Material supplied:

# # # # #

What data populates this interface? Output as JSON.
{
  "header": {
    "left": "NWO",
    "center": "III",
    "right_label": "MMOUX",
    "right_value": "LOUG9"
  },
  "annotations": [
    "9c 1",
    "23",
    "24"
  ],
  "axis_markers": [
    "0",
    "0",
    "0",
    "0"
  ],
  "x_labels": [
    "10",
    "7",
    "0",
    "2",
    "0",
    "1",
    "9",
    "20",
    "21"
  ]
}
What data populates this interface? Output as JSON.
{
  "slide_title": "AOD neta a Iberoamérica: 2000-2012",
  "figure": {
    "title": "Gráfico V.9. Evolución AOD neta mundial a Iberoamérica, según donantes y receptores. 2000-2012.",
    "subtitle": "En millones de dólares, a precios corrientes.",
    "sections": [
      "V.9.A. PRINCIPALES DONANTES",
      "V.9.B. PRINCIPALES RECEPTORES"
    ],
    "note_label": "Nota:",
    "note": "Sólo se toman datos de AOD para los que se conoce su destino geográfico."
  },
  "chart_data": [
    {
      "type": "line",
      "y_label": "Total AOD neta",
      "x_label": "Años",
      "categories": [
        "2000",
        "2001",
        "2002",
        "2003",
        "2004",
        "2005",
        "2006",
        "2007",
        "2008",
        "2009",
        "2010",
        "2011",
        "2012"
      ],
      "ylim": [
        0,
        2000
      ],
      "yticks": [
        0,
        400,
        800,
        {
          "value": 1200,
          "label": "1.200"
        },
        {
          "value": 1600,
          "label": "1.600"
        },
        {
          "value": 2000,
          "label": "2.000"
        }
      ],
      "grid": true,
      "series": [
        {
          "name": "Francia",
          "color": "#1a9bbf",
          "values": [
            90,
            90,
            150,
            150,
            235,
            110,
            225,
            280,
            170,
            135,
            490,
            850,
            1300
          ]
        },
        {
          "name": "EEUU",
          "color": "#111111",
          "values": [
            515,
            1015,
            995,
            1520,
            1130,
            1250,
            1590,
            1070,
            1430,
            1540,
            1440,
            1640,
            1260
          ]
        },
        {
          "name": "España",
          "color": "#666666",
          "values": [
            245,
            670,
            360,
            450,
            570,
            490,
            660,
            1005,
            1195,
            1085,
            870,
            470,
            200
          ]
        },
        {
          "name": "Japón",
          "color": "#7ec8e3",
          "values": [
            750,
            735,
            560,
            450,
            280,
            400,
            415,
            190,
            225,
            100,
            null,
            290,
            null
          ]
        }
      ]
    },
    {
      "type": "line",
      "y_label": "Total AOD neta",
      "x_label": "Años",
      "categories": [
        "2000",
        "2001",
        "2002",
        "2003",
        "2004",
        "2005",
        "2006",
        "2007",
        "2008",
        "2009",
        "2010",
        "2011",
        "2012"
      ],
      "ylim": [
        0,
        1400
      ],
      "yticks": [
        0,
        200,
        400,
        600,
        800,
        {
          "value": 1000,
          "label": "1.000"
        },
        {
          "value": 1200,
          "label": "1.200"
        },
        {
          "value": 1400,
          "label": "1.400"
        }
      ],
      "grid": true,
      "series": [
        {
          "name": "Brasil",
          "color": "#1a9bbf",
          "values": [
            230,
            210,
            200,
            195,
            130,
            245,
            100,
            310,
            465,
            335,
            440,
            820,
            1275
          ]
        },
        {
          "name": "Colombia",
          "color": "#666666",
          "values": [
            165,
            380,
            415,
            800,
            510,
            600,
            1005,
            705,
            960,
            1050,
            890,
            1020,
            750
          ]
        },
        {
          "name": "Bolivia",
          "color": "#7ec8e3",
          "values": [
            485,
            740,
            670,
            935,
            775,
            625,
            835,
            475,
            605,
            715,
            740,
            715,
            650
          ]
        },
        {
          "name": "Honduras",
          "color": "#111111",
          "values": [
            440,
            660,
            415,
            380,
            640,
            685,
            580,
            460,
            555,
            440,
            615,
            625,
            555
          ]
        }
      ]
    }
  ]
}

# # # # #

What you need to do:
Repeat every record, keeping each word and mark exactly as it is.

Solution to the problem:
What data populates this interface? Output as JSON.
{
  "header": {
    "left": "NWO",
    "center": "III",
    "right_label": "MMOUX",
    "right_value": "LOUG9"
  },
  "annotations": [
    "9c 1",
    "23",
    "24"
  ],
  "axis_markers": [
    "0",
    "0",
    "0",
    "0"
  ],
  "x_labels": [
    "10",
    "7",
    "0",
    "2",
    "0",
    "1",
    "9",
    "20",
    "21"
  ]
}
What data populates this interface? Output as JSON.
{
  "slide_title": "AOD neta a Iberoamérica: 2000-2012",
  "figure": {
    "title": "Gráfico V.9. Evolución AOD neta mundial a Iberoamérica, según donantes y receptores. 2000-2012.",
    "subtitle": "En millones de dólares, a precios corrientes.",
    "sections": [
      "V.9.A. PRINCIPALES DONANTES",
      "V.9.B. PRINCIPALES RECEPTORES"
    ],
    "note_label": "Nota:",
    "note": "Sólo se toman datos de AOD para los que se conoce su destino geográfico."
  },
  "chart_data": [
    {
      "type": "line",
      "y_label": "Total AOD neta",
      "x_label": "Años",
      "categories": [
        "2000",
        "2001",
        "2002",
        "2003",
        "2004",
        "2005",
        "2006",
        "2007",
        "2008",
        "2009",
        "2010",
        "2011",
        "2012"
      ],
      "ylim": [
        0,
        2000
      ],
      "yticks": [
        0,
        400,
        800,
        {
          "value": 1200,
          "label": "1.200"
        },
        {
          "value": 1600,
          "label": "1.600"
        },
        {
          "value": 2000,
          "label": "2.000"
        }
      ],
      "grid": true,
      "series": [
        {
          "name": "Francia",
          "color": "#1a9bbf",
          "values": [
            90,
            90,
            150,
            150,
            235,
            110,
            225,
            280,
            170,
            135,
            490,
            850,
            1300
          ]
        },
        {
          "name": "EEUU",
          "color": "#111111",
          "values": [
            515,
            1015,
            995,
            1520,
            1130,
            1250,
            1590,
            1070,
            1430,
            1540,
            1440,
            1640,
            1260
          ]
        },
        {
          "name": "España",
          "color": "#666666",
          "values": [
            245,
            670,
            360,
            450,
            570,
            490,
            660,
            1005,
            1195,
            1085,
            870,
            470,
            200
          ]
        },
        {
          "name": "Japón",
          "color": "#7ec8e3",
          "values": [
            750,
            735,
            560,
            450,
            280,
            400,
            415,
            190,
            225,
            100,
            null,
            290,
            null
          ]
        }
      ]
    },
    {
      "type": "line",
      "y_label": "Total AOD neta",
      "x_label": "Años",
      "categories": [
        "2000",
        "2001",
        "2002",
        "2003",
        "2004",
        "2005",
        "2006",
        "2007",
        "2008",
        "2009",
        "2010",
        "2011",
        "2012"
      ],
      "ylim": [
        0,
        1400
      ],
      "yticks": [
        0,
        200,
        400,
        600,
        800,
        {
          "value": 1000,
          "label": "1.000"
        },
        {
          "value": 1200,
          "label": "1.200"
        },
        {
          "value": 1400,
          "label": "1.400"
        }
      ],
      "grid": true,
      "series": [
        {
          "name": "Brasil",
          "color": "#1a9bbf",
          "values": [
            230,
            210,
            200,
            195,
            130,
            245,
            100,
            310,
            465,
            335,
            440,
            820,
            1275
          ]
        },
        {
          "name": "Colombia",
          "color": "#666666",
          "values": [
            165,
            380,
            415,
            800,
            510,
            600,
            1005,
            705,
            960,
            1050,
            890,
            1020,
            750
          ]
        },
        {
          "name": "Bolivia",
          "color": "#7ec8e3",
          "values": [
            485,
            740,
            670,
            935,
            775,
            625,
            835,
            475,
            605,
            715,
            740,
            715,
            650
          ]
        },
        {
          "name": "Honduras",
          "color": "#111111",
          "values": [
            440,
            660,
            415,
            380,
            640,
            685,
            580,
            460,
            555,
            440,
            615,
            625,
            555
          ]
        }
      ]
    }
  ]
}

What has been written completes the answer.